>> BEGIN Extracted material
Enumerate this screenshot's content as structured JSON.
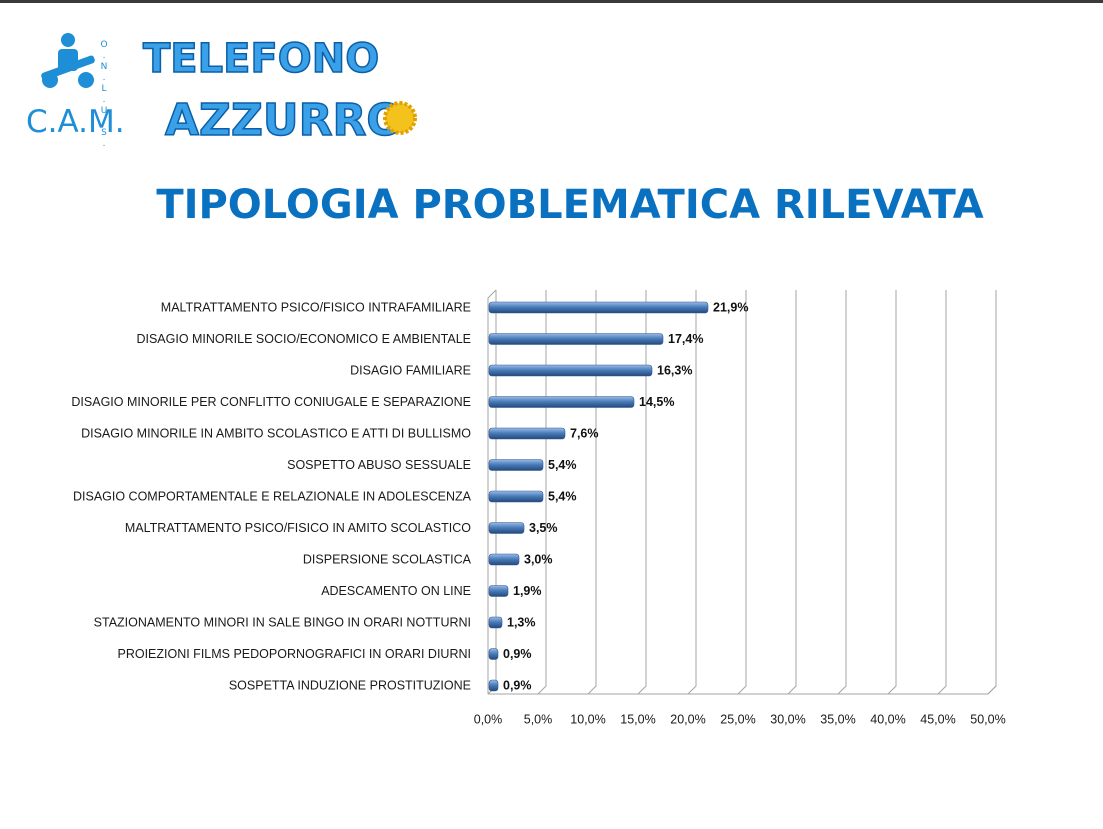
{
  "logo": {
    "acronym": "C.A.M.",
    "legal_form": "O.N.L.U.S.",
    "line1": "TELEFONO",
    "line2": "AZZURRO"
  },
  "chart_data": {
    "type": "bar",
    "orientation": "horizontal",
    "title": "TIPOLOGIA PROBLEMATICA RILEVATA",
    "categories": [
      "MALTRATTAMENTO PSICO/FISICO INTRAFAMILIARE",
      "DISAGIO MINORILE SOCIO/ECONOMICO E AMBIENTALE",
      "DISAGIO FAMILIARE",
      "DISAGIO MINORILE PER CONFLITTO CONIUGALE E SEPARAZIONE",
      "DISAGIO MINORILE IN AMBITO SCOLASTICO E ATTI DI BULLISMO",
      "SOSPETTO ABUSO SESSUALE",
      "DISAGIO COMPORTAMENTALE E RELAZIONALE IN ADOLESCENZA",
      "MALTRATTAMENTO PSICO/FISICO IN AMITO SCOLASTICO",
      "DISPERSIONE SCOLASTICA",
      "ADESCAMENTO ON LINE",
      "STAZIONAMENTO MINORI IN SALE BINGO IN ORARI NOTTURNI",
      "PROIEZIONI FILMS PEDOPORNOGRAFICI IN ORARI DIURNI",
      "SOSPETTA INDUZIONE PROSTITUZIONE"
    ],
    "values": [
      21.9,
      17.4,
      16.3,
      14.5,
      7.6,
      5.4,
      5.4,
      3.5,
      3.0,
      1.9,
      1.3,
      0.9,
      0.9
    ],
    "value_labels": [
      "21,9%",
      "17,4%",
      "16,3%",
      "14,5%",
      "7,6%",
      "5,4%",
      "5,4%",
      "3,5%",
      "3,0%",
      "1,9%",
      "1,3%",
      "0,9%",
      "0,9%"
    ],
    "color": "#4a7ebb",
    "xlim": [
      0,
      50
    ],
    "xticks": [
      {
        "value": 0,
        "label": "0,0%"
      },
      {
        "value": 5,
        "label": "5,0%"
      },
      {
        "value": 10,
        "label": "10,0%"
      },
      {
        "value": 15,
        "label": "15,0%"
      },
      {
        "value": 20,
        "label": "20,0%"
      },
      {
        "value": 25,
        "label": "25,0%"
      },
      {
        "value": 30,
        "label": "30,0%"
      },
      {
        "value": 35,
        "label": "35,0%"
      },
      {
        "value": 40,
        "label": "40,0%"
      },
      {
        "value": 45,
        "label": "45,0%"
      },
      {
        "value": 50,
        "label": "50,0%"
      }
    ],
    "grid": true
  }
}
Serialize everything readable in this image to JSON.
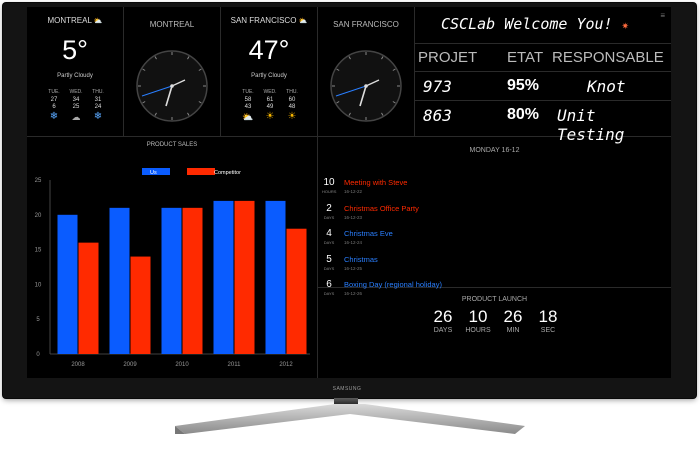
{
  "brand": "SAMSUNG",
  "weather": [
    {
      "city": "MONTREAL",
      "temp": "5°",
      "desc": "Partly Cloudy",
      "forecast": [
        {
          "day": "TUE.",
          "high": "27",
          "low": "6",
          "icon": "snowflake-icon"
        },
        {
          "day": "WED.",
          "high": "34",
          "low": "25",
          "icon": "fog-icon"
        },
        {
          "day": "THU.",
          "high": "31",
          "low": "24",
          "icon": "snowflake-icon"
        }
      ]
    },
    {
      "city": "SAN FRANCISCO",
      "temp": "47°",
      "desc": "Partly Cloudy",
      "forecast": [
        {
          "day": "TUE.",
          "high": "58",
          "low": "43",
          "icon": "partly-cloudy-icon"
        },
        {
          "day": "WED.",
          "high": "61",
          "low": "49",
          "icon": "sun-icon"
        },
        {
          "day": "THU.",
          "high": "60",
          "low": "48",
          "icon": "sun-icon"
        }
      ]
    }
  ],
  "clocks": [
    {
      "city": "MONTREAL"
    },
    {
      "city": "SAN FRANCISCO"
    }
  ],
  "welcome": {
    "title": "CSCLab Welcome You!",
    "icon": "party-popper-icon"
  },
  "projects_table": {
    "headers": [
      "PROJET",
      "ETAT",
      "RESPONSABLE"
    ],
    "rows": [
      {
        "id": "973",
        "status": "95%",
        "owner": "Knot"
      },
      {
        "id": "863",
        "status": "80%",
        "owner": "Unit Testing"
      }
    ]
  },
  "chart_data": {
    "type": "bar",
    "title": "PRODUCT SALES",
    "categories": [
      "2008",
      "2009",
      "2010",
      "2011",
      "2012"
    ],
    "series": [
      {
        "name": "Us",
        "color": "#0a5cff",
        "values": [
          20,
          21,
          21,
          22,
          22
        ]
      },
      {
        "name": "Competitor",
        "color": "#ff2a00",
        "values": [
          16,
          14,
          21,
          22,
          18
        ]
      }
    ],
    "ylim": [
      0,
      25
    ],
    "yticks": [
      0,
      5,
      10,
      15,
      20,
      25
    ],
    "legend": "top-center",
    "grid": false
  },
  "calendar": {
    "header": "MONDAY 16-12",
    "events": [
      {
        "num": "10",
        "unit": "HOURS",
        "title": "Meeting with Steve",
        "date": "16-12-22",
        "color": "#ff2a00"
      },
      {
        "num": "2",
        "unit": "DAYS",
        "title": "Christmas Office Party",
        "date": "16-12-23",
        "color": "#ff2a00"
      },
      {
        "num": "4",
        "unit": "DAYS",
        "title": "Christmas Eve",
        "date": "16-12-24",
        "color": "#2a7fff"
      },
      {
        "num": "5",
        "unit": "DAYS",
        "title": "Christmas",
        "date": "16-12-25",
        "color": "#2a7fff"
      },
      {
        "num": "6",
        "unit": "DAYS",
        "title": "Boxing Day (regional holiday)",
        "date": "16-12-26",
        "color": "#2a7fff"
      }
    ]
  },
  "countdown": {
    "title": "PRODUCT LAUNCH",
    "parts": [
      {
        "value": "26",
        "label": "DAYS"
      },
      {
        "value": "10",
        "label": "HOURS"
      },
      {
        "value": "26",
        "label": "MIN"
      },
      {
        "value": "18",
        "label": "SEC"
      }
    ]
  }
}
>> END Extracted material
Written exercise - Pull out every line holding "this" from the records above, and copy it.

Exercise response -
Enumerate this screenshot's content as structured JSON.
Serialize everything readable in this image to JSON.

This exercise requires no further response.